* [GOAL OF THE EXERCISE]: Please give the lines of the entries below as a JSON list of strings, one string per line with blank lines left out. Begin at the first line of the entries and stop after the line that contains "- status-badge[interactable]: 90d: [919, 495, 941, 513]".

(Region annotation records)
- - - - -

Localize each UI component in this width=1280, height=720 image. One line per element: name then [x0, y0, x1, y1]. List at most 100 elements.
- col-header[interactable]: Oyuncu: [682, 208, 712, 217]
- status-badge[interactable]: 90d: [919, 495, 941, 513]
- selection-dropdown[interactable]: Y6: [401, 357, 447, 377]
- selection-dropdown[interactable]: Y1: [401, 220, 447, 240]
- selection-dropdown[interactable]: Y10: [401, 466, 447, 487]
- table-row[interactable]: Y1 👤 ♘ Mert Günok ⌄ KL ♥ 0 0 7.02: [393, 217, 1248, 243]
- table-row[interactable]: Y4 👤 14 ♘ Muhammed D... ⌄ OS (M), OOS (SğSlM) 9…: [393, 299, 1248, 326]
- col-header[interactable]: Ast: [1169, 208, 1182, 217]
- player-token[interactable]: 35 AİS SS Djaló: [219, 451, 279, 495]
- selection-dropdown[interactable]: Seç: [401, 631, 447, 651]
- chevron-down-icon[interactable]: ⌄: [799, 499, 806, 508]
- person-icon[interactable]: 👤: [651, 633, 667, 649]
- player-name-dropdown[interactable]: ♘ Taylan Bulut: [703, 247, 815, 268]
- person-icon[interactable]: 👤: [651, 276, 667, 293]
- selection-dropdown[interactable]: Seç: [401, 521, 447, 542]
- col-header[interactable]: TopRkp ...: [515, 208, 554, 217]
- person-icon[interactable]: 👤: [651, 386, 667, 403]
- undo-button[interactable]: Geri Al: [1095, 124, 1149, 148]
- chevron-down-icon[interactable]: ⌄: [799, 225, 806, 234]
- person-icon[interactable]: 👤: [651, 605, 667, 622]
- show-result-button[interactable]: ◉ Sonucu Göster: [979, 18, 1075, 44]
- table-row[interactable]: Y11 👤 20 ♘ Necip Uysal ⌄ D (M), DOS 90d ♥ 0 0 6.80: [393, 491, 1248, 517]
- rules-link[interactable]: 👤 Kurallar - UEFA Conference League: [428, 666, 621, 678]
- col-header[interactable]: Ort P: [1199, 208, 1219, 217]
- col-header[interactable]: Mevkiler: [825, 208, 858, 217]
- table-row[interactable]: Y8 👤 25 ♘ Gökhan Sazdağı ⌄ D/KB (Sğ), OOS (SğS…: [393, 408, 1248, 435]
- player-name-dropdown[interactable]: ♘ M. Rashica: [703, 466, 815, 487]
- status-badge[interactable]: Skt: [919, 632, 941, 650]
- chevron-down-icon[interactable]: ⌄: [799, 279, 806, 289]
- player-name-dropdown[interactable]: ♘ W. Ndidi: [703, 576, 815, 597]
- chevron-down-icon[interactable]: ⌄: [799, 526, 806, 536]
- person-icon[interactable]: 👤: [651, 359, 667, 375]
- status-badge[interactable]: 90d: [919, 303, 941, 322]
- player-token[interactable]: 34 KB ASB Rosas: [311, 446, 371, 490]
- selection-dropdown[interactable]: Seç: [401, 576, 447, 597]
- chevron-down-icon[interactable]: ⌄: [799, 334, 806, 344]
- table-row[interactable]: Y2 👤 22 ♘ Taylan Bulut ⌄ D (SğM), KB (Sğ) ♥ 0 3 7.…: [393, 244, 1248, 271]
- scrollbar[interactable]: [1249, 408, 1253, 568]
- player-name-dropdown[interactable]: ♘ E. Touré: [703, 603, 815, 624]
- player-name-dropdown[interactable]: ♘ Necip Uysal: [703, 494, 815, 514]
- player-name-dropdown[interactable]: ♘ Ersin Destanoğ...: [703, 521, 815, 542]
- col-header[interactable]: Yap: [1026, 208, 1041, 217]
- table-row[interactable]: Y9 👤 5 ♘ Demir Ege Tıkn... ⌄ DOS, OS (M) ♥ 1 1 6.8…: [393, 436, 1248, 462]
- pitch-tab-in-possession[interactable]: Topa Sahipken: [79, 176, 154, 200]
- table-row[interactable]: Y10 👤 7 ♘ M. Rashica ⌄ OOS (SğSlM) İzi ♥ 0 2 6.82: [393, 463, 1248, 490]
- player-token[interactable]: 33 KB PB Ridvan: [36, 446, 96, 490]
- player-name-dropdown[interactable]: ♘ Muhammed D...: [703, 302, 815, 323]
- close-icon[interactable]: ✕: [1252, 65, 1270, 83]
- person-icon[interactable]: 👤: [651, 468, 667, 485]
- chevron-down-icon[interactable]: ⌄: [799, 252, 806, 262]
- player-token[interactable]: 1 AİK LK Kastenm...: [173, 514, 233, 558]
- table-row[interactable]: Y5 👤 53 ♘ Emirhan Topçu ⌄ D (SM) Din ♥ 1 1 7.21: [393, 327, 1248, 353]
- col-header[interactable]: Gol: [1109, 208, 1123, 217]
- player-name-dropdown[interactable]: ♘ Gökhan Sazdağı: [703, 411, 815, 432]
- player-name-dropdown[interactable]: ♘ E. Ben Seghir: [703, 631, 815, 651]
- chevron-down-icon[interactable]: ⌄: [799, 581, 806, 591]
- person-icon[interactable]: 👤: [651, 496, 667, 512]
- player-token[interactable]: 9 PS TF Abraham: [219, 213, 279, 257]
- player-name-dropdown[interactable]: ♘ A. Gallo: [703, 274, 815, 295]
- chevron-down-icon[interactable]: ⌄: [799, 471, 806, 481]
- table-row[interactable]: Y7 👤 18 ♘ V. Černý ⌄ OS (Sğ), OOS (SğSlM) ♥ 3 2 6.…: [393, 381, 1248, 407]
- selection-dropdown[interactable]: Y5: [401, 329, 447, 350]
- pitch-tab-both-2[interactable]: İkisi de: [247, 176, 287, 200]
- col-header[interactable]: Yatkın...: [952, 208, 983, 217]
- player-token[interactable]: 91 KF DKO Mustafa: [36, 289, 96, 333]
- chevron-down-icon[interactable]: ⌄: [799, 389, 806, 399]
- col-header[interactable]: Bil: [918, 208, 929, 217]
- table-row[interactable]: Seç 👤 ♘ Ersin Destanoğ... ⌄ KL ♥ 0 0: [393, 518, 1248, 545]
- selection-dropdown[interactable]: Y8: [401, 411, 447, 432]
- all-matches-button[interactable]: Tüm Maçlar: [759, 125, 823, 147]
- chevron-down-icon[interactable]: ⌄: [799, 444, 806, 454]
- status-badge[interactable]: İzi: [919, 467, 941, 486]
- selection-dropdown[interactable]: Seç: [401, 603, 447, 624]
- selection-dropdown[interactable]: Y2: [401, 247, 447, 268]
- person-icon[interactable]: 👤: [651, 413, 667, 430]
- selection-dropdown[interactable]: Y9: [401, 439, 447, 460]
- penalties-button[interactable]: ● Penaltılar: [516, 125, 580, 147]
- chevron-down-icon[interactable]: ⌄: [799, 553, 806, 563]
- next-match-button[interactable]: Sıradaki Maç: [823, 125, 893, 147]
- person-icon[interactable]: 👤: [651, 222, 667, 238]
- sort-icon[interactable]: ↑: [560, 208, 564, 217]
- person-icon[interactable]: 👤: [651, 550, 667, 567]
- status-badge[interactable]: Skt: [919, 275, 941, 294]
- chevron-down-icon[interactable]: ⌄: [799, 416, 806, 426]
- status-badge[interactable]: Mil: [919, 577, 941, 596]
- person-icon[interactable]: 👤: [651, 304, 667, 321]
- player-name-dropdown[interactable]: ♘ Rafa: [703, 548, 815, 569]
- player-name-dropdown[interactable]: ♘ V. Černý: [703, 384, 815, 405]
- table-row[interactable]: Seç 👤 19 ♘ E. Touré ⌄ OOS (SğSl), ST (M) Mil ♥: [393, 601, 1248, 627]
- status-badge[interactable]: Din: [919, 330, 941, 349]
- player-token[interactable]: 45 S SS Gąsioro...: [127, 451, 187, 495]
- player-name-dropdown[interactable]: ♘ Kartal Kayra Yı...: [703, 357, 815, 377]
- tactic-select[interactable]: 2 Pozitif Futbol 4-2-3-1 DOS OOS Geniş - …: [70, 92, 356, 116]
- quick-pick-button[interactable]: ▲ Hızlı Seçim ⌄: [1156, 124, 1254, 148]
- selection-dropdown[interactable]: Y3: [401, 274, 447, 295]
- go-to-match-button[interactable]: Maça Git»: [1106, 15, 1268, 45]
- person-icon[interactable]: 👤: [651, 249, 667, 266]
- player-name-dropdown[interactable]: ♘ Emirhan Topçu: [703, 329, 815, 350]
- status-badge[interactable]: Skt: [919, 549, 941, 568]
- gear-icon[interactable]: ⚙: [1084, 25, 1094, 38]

- - - - -

* [TASK RESPONSE]:
[
  "Localize each UI component in this width=1280, height=720 image. One line per element: name then [x0, y0, x1, y1]. List at most 100 elements.",
  "- col-header[interactable]: Oyuncu: [682, 208, 712, 217]",
  "- status-badge[interactable]: 90d: [919, 495, 941, 513]"
]